What to produce:
Find each line containing the string "fact" and return it.

=====

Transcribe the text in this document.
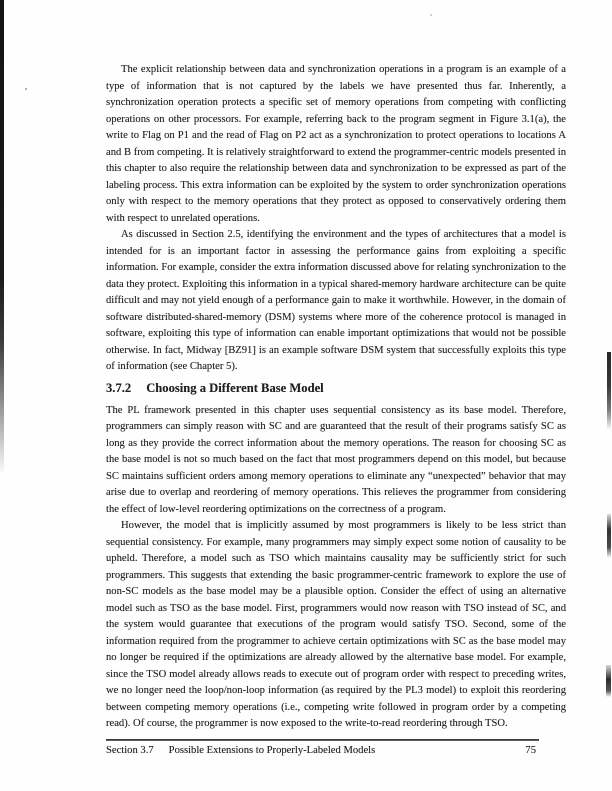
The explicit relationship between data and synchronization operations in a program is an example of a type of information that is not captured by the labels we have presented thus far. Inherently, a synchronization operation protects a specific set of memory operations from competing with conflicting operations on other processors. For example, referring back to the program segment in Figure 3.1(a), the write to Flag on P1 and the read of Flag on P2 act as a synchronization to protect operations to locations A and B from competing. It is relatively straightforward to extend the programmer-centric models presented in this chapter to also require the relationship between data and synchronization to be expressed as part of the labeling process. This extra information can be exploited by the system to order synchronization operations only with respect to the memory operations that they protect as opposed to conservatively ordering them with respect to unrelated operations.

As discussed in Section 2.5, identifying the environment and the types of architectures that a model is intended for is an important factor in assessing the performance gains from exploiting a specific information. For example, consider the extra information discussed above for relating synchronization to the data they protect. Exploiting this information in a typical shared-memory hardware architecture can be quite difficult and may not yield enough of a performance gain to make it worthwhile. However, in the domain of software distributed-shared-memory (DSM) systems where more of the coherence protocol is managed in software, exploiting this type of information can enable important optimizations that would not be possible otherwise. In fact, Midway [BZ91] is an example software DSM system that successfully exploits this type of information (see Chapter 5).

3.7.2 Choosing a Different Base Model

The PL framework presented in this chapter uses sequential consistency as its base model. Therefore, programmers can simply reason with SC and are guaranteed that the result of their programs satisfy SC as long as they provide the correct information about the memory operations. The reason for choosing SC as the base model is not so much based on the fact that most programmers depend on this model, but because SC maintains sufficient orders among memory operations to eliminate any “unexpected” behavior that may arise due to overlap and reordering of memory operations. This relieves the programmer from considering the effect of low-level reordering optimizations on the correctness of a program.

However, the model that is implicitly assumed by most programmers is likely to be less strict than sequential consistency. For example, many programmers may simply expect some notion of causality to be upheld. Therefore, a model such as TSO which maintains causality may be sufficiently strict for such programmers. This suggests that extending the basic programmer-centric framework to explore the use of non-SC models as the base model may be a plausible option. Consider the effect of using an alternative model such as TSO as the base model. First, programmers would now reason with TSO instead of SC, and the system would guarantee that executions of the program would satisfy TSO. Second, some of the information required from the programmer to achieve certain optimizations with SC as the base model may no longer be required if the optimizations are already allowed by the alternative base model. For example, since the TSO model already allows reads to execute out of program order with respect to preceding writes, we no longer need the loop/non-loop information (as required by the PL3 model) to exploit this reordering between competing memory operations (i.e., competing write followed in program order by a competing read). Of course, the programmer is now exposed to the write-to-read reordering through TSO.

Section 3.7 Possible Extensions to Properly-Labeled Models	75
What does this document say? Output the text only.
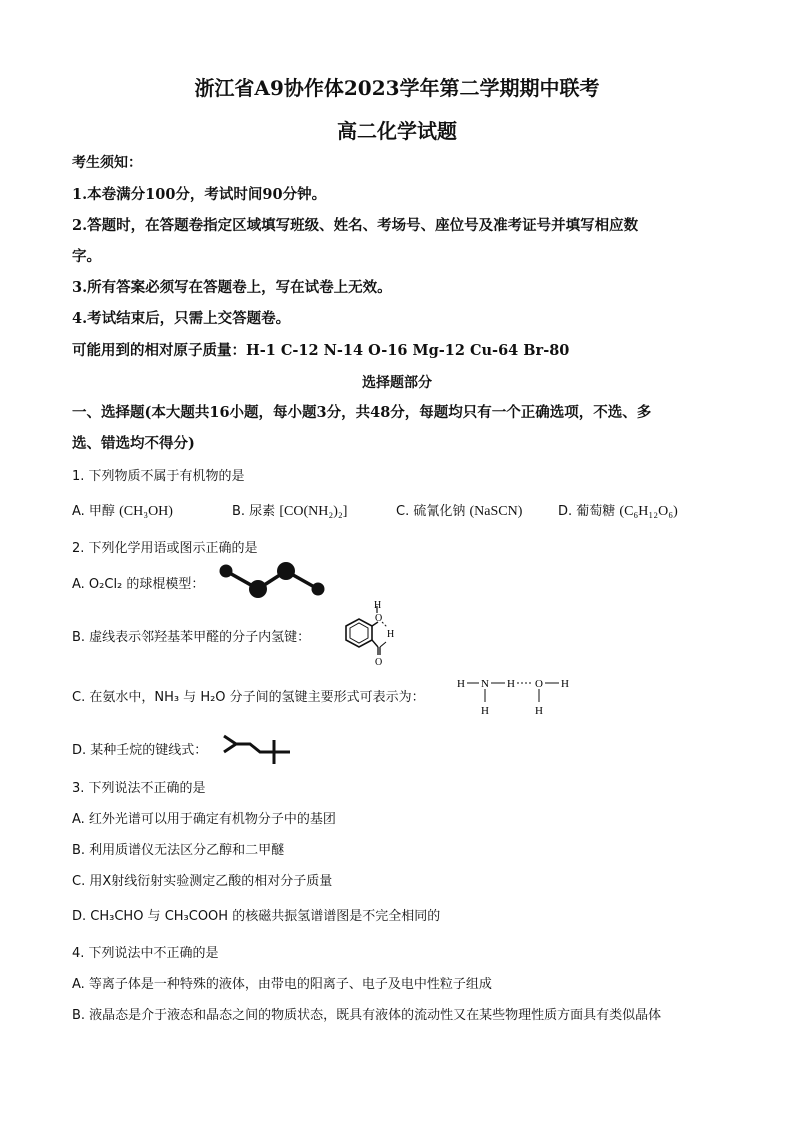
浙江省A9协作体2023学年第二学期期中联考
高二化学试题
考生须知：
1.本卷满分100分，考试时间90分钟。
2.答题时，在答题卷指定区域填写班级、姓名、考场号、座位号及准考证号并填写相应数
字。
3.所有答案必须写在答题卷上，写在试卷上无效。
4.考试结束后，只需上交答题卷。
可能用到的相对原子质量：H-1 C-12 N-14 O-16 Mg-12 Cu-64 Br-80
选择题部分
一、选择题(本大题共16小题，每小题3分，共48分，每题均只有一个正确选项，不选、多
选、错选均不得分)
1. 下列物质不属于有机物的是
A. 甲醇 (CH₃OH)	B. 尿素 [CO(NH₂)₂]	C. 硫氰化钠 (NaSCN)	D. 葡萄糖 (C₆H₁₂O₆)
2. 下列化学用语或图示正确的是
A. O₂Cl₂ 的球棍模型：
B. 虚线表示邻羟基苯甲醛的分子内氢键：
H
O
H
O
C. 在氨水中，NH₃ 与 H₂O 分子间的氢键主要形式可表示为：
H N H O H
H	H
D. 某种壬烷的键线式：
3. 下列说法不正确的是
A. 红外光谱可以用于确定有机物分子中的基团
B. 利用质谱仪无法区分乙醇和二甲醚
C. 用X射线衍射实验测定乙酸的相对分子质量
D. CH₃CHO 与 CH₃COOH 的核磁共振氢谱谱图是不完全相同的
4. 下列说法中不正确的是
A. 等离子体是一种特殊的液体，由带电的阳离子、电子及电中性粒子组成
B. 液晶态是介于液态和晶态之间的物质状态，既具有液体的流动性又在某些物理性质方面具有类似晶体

=====

Right answer:
As discussed in Section 2.5, identifying the environment and the types of architectures that a model is intended for is an important factor in assessing the performance gains from exploiting a specific information. For example, consider the extra information discussed above for relating synchronization to the data they protect. Exploiting this information in a typical shared-memory hardware architecture can be quite difficult and may not yield enough of a performance gain to make it worthwhile. However, in the domain of software distributed-shared-memory (DSM) systems where more of the coherence protocol is managed in software, exploiting this type of information can enable important optimizations that would not be possible otherwise. In fact, Midway [BZ91] is an example software DSM system that successfully exploits this type of information (see Chapter 5).
The PL framework presented in this chapter uses sequential consistency as its base model. Therefore, programmers can simply reason with SC and are guaranteed that the result of their programs satisfy SC as long as they provide the correct information about the memory operations. The reason for choosing SC as the base model is not so much based on the fact that most programmers depend on this model, but because SC maintains sufficient orders among memory operations to eliminate any “unexpected” behavior that may arise due to overlap and reordering of memory operations. This relieves the programmer from considering the effect of low-level reordering optimizations on the correctness of a program.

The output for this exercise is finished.